(RECORDED DATA):

--------------------------------

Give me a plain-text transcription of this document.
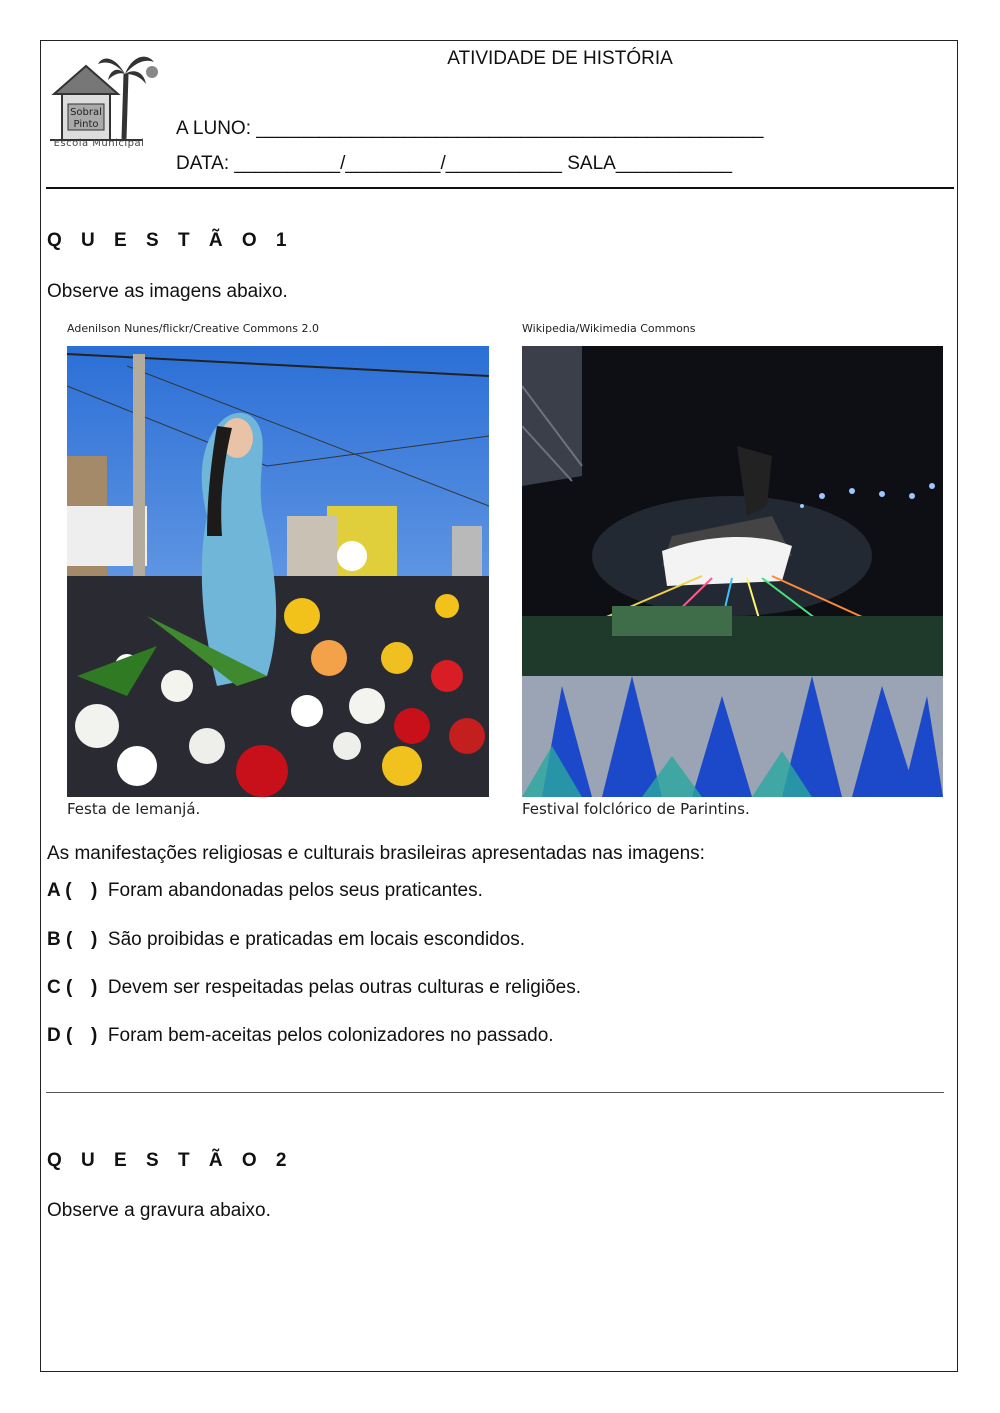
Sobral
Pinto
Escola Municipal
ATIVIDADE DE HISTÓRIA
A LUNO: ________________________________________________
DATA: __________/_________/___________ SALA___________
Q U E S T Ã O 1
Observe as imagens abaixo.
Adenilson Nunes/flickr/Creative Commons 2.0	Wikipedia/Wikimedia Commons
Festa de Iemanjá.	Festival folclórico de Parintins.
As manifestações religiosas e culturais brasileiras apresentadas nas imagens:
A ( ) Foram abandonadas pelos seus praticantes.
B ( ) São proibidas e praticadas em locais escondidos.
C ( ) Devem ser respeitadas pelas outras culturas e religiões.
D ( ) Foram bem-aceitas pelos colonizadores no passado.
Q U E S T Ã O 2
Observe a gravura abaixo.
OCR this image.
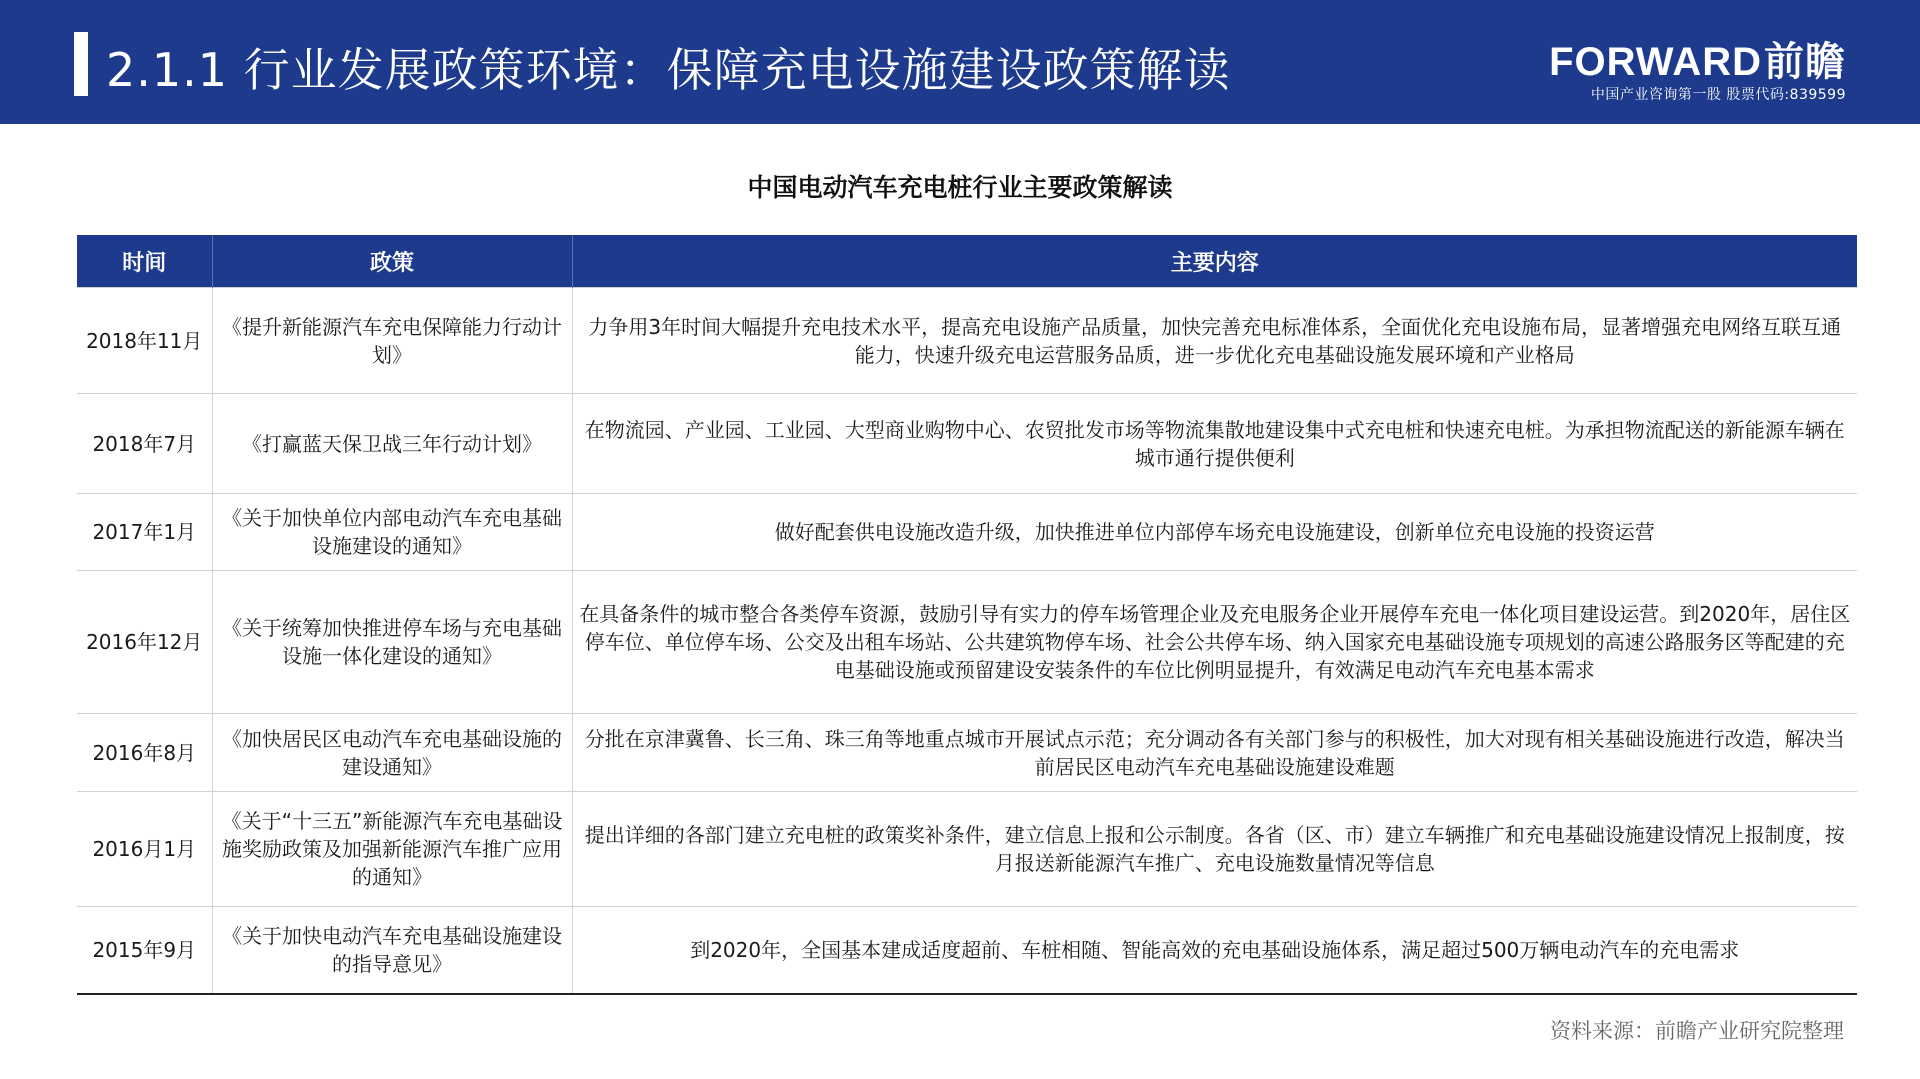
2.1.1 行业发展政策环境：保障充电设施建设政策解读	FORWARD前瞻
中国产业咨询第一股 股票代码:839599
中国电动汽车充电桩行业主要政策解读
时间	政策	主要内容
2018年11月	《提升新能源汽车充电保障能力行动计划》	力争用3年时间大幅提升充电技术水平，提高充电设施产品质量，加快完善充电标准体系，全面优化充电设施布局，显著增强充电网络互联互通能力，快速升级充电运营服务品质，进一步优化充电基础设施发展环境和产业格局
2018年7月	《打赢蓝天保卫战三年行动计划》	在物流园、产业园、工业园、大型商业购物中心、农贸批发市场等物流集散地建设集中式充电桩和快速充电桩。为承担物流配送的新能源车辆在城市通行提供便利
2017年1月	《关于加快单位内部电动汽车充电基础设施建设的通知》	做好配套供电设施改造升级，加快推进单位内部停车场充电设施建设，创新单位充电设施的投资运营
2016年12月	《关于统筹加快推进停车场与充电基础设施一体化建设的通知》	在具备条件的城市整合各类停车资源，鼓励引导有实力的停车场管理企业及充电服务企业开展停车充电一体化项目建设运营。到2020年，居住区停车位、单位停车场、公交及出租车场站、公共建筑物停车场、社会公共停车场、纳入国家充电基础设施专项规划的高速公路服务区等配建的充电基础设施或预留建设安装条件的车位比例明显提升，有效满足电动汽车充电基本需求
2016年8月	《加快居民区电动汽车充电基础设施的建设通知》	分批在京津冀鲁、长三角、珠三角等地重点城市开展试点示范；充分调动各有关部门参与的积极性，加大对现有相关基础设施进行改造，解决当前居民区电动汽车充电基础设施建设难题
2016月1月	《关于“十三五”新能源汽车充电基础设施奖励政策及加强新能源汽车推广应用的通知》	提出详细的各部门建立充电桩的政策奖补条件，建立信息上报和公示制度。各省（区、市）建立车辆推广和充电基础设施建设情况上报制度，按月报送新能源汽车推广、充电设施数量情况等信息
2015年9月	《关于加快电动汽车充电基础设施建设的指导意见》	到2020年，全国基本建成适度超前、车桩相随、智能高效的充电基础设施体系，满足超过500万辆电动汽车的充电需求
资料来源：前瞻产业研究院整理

--------------------------------

(THE PROBLEM): Read the data above and count the lines that include "Observe". Answer only with the count.

(WORKED SOLUTION): 2